## [The records]

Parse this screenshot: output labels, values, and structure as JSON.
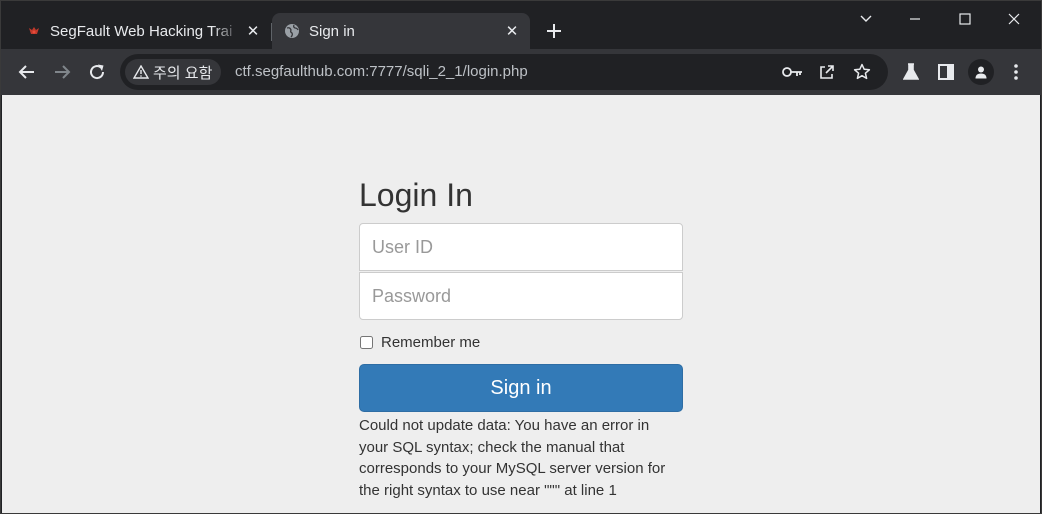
{
  "browser": {
    "tabs": [
      {
        "title": "SegFault Web Hacking Trai",
        "active": false,
        "icon": "segfault-favicon"
      },
      {
        "title": "Sign in",
        "active": true,
        "icon": "globe-icon"
      }
    ],
    "security_chip": "주의 요함",
    "url": "ctf.segfaulthub.com:7777/sqli_2_1/login.php"
  },
  "form": {
    "heading": "Login In",
    "user_placeholder": "User ID",
    "password_placeholder": "Password",
    "remember_label": "Remember me",
    "submit_label": "Sign in",
    "error_lines": [
      "Could not update data: You have an error in",
      "your SQL syntax; check the manual that",
      "corresponds to your MySQL server version for",
      "the right syntax to use near \"\"\" at line 1"
    ]
  },
  "colors": {
    "tabstrip_bg": "#202124",
    "toolbar_bg": "#35363a",
    "page_bg": "#eeeeee",
    "button_primary": "#337ab7"
  }
}
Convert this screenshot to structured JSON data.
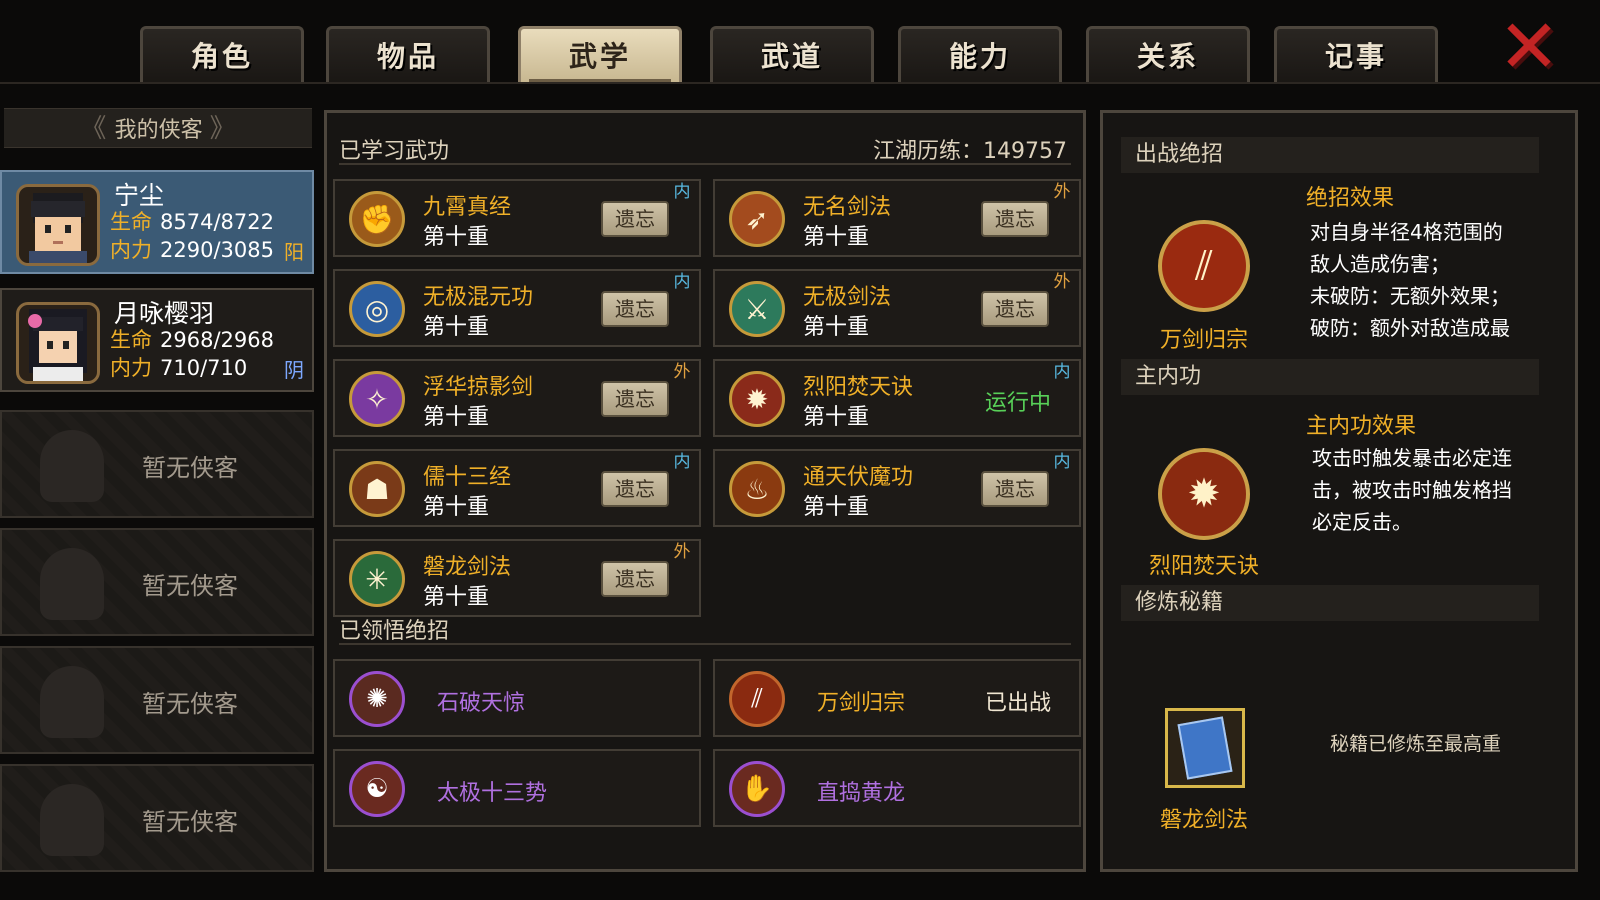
{
  "tabs": [
    {
      "label": "角色",
      "active": false
    },
    {
      "label": "物品",
      "active": false
    },
    {
      "label": "武学",
      "active": true
    },
    {
      "label": "武道",
      "active": false
    },
    {
      "label": "能力",
      "active": false
    },
    {
      "label": "关系",
      "active": false
    },
    {
      "label": "记事",
      "active": false
    }
  ],
  "close_icon": "close-x-icon",
  "sidebar": {
    "title": "我的侠客",
    "heroes": [
      {
        "name": "宁尘",
        "hp_label": "生命",
        "hp": "8574/8722",
        "mp_label": "内力",
        "mp": "2290/3085",
        "yinyang": "阳",
        "selected": true
      },
      {
        "name": "月咏樱羽",
        "hp_label": "生命",
        "hp": "2968/2968",
        "mp_label": "内力",
        "mp": "710/710",
        "yinyang": "阴",
        "selected": false
      }
    ],
    "empty_label": "暂无侠客"
  },
  "center": {
    "learned_title": "已学习武功",
    "exp_label": "江湖历练：149757",
    "skills": [
      {
        "name": "九霄真经",
        "level": "第十重",
        "action": "遗忘",
        "tag": "内",
        "icon": "claw-icon",
        "color": "#9a5a1a"
      },
      {
        "name": "无名剑法",
        "level": "第十重",
        "action": "遗忘",
        "tag": "外",
        "icon": "sword-icon",
        "color": "#a34b1e"
      },
      {
        "name": "无极混元功",
        "level": "第十重",
        "action": "遗忘",
        "tag": "内",
        "icon": "swirl-icon",
        "color": "#2c5ea0"
      },
      {
        "name": "无极剑法",
        "level": "第十重",
        "action": "遗忘",
        "tag": "外",
        "icon": "blade-icon",
        "color": "#2d7a5c"
      },
      {
        "name": "浮华掠影剑",
        "level": "第十重",
        "action": "遗忘",
        "tag": "外",
        "icon": "slash-icon",
        "color": "#7a3aa0"
      },
      {
        "name": "烈阳焚天诀",
        "level": "第十重",
        "action": "运行中",
        "tag": "内",
        "icon": "flame-icon",
        "color": "#8a2a1a"
      },
      {
        "name": "儒十三经",
        "level": "第十重",
        "action": "遗忘",
        "tag": "内",
        "icon": "scholar-icon",
        "color": "#7a3a18"
      },
      {
        "name": "通天伏魔功",
        "level": "第十重",
        "action": "遗忘",
        "tag": "内",
        "icon": "fire-icon",
        "color": "#8a3a10"
      },
      {
        "name": "磐龙剑法",
        "level": "第十重",
        "action": "遗忘",
        "tag": "外",
        "icon": "burst-icon",
        "color": "#2a6a3a"
      }
    ],
    "ultimates_title": "已领悟绝招",
    "ultimates": [
      {
        "name": "石破天惊",
        "status": "",
        "icon": "explosion-icon",
        "color": "#b070e0",
        "ring": "purple"
      },
      {
        "name": "万剑归宗",
        "status": "已出战",
        "icon": "swords-icon",
        "color": "#f0b028",
        "ring": "orange"
      },
      {
        "name": "太极十三势",
        "status": "",
        "icon": "taiji-icon",
        "color": "#b070e0",
        "ring": "purple"
      },
      {
        "name": "直捣黄龙",
        "status": "",
        "icon": "strike-icon",
        "color": "#b070e0",
        "ring": "purple"
      }
    ]
  },
  "right": {
    "ultimate_section": "出战绝招",
    "ultimate_name": "万剑归宗",
    "ultimate_effect_title": "绝招效果",
    "ultimate_effect_lines": [
      "对自身半径4格范围的",
      "敌人造成伤害；",
      "未破防：无额外效果；",
      "破防：额外对敌造成最"
    ],
    "inner_section": "主内功",
    "inner_name": "烈阳焚天诀",
    "inner_effect_title": "主内功效果",
    "inner_effect_lines": [
      "攻击时触发暴击必定连",
      "击，被攻击时触发格挡",
      "必定反击。"
    ],
    "manual_section": "修炼秘籍",
    "manual_name": "磐龙剑法",
    "manual_note": "秘籍已修炼至最高重"
  }
}
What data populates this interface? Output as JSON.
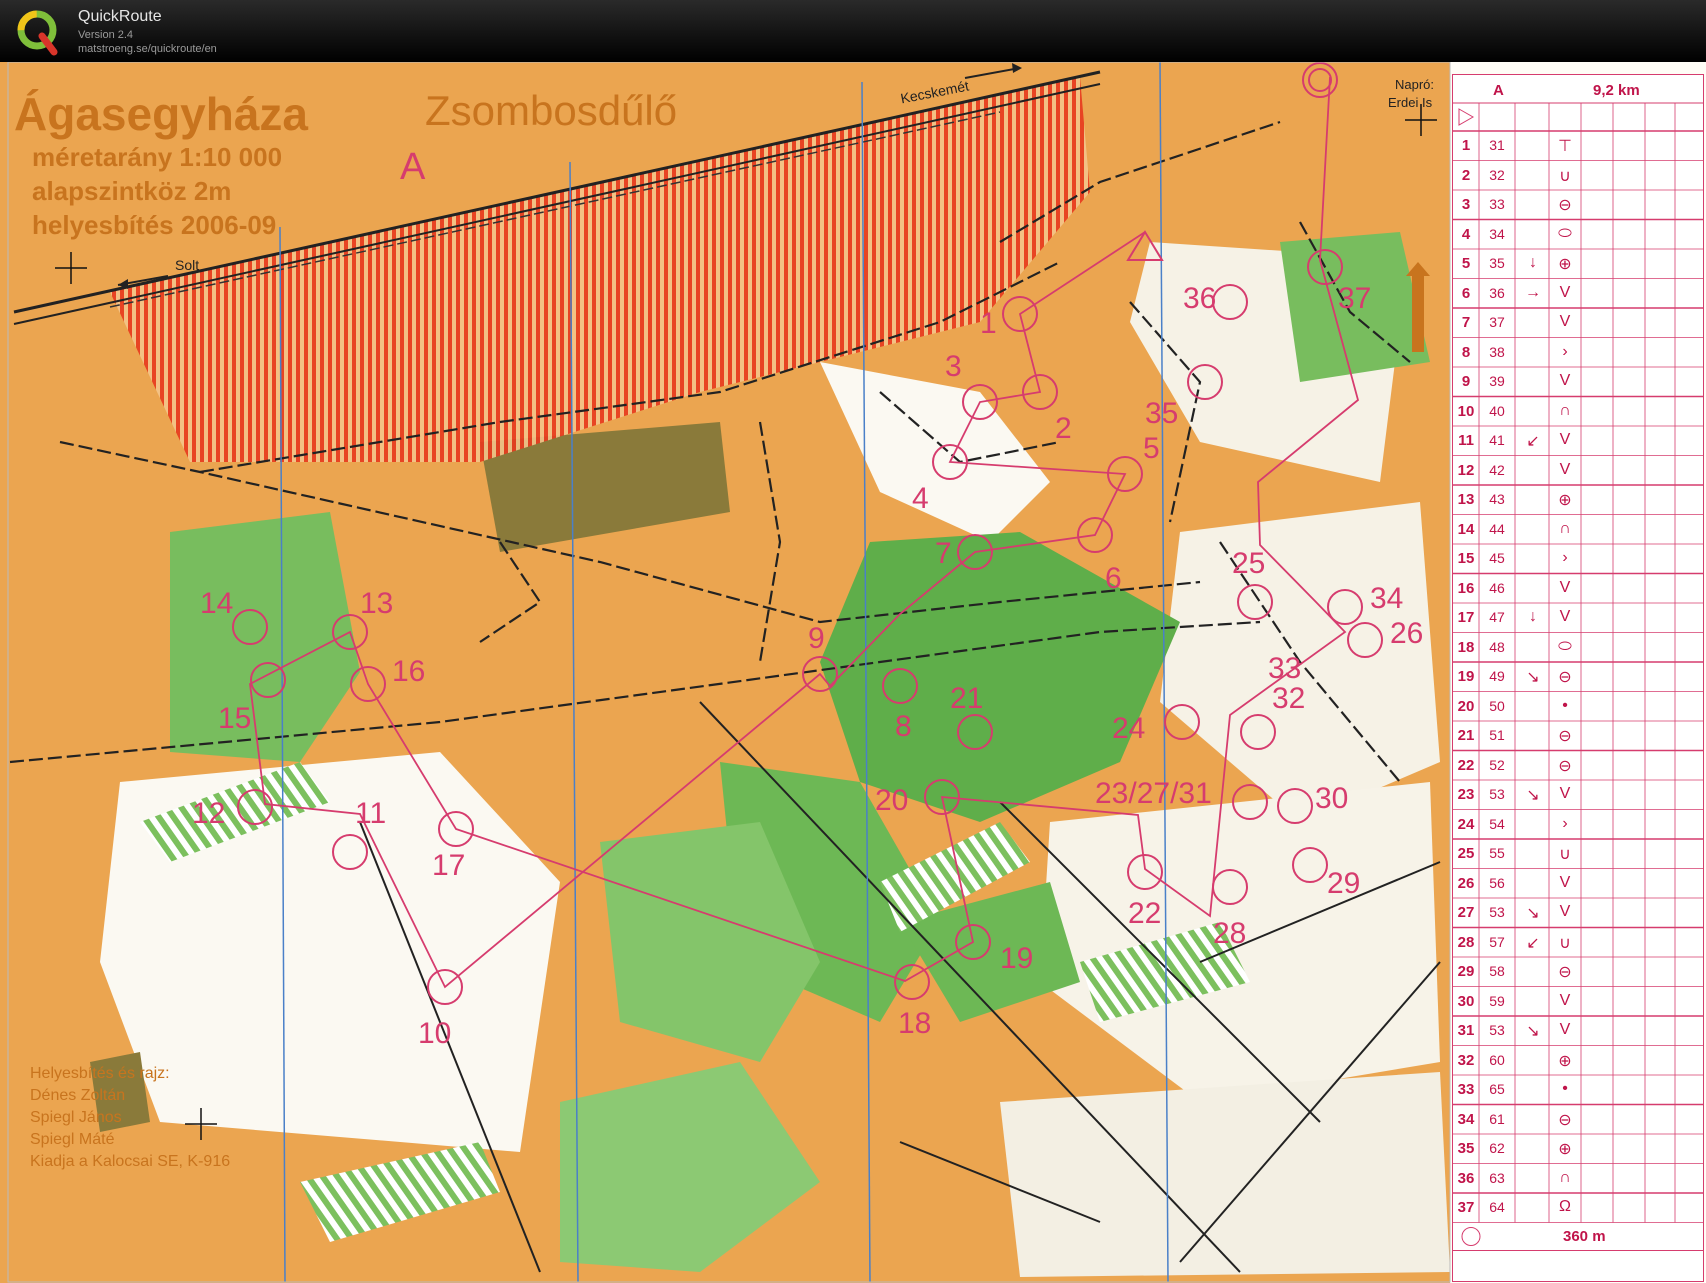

## [Stated goal]
Return, from the data, each line that has the word "JSON" in it.

## [Correct result]
Parse this screenshot: output labels, values, and structure as JSON.
Convert this screenshot to structured JSON data.
What data populates this interface? Output as JSON.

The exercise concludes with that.